(Stored items from a collection)
>> BEGIN

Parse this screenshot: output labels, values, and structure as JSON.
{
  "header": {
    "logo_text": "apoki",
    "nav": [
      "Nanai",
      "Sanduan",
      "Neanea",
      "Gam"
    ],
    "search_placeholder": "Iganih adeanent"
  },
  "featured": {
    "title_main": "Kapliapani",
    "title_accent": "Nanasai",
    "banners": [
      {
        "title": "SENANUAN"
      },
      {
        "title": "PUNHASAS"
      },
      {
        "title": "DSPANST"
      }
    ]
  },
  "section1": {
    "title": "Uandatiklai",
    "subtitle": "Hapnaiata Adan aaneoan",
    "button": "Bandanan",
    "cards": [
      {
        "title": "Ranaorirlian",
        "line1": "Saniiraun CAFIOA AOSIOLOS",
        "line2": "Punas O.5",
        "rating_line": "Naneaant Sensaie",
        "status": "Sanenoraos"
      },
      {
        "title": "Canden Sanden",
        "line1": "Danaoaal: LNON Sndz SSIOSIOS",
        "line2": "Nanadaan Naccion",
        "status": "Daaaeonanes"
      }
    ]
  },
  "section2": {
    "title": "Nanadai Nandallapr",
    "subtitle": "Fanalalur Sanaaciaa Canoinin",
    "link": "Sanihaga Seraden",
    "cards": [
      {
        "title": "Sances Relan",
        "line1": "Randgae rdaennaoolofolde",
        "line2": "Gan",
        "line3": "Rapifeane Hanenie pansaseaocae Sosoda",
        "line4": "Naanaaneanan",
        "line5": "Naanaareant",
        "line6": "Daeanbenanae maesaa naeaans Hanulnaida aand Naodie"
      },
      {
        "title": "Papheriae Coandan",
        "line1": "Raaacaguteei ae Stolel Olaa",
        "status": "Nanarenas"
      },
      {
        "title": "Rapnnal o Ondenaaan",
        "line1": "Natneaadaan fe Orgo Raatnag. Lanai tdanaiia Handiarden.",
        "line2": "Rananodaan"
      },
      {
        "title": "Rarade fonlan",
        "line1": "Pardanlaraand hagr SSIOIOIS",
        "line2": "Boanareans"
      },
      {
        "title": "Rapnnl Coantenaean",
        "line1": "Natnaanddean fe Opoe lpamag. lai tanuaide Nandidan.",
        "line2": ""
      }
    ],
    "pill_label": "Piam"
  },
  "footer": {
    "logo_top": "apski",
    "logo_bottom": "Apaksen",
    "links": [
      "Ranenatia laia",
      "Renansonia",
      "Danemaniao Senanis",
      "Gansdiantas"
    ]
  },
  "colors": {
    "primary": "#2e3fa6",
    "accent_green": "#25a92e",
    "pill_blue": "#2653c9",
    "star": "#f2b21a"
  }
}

>> END

#### Work to do
Output the records verbatim, from the first line to the last.

#### The response
Parse this screenshot: output labels, values, and structure as JSON.
{
  "header": {
    "logo_text": "apoki",
    "nav": [
      "Nanai",
      "Sanduan",
      "Neanea",
      "Gam"
    ],
    "search_placeholder": "Iganih adeanent"
  },
  "featured": {
    "title_main": "Kapliapani",
    "title_accent": "Nanasai",
    "banners": [
      {
        "title": "SENANUAN"
      },
      {
        "title": "PUNHASAS"
      },
      {
        "title": "DSPANST"
      }
    ]
  },
  "section1": {
    "title": "Uandatiklai",
    "subtitle": "Hapnaiata Adan aaneoan",
    "button": "Bandanan",
    "cards": [
      {
        "title": "Ranaorirlian",
        "line1": "Saniiraun CAFIOA AOSIOLOS",
        "line2": "Punas O.5",
        "rating_line": "Naneaant Sensaie",
        "status": "Sanenoraos"
      },
      {
        "title": "Canden Sanden",
        "line1": "Danaoaal: LNON Sndz SSIOSIOS",
        "line2": "Nanadaan Naccion",
        "status": "Daaaeonanes"
      }
    ]
  },
  "section2": {
    "title": "Nanadai Nandallapr",
    "subtitle": "Fanalalur Sanaaciaa Canoinin",
    "link": "Sanihaga Seraden",
    "cards": [
      {
        "title": "Sances Relan",
        "line1": "Randgae rdaennaoolofolde",
        "line2": "Gan",
        "line3": "Rapifeane Hanenie pansaseaocae Sosoda",
        "line4": "Naanaaneanan",
        "line5": "Naanaareant",
        "line6": "Daeanbenanae maesaa naeaans Hanulnaida aand Naodie"
      },
      {
        "title": "Papheriae Coandan",
        "line1": "Raaacaguteei ae Stolel Olaa",
        "status": "Nanarenas"
      },
      {
        "title": "Rapnnal o Ondenaaan",
        "line1": "Natneaadaan fe Orgo Raatnag. Lanai tdanaiia Handiarden.",
        "line2": "Rananodaan"
      },
      {
        "title": "Rarade fonlan",
        "line1": "Pardanlaraand hagr SSIOIOIS",
        "line2": "Boanareans"
      },
      {
        "title": "Rapnnl Coantenaean",
        "line1": "Natnaanddean fe Opoe lpamag. lai tanuaide Nandidan.",
        "line2": ""
      }
    ],
    "pill_label": "Piam"
  },
  "footer": {
    "logo_top": "apski",
    "logo_bottom": "Apaksen",
    "links": [
      "Ranenatia laia",
      "Renansonia",
      "Danemaniao Senanis",
      "Gansdiantas"
    ]
  },
  "colors": {
    "primary": "#2e3fa6",
    "accent_green": "#25a92e",
    "pill_blue": "#2653c9",
    "star": "#f2b21a"
  }
}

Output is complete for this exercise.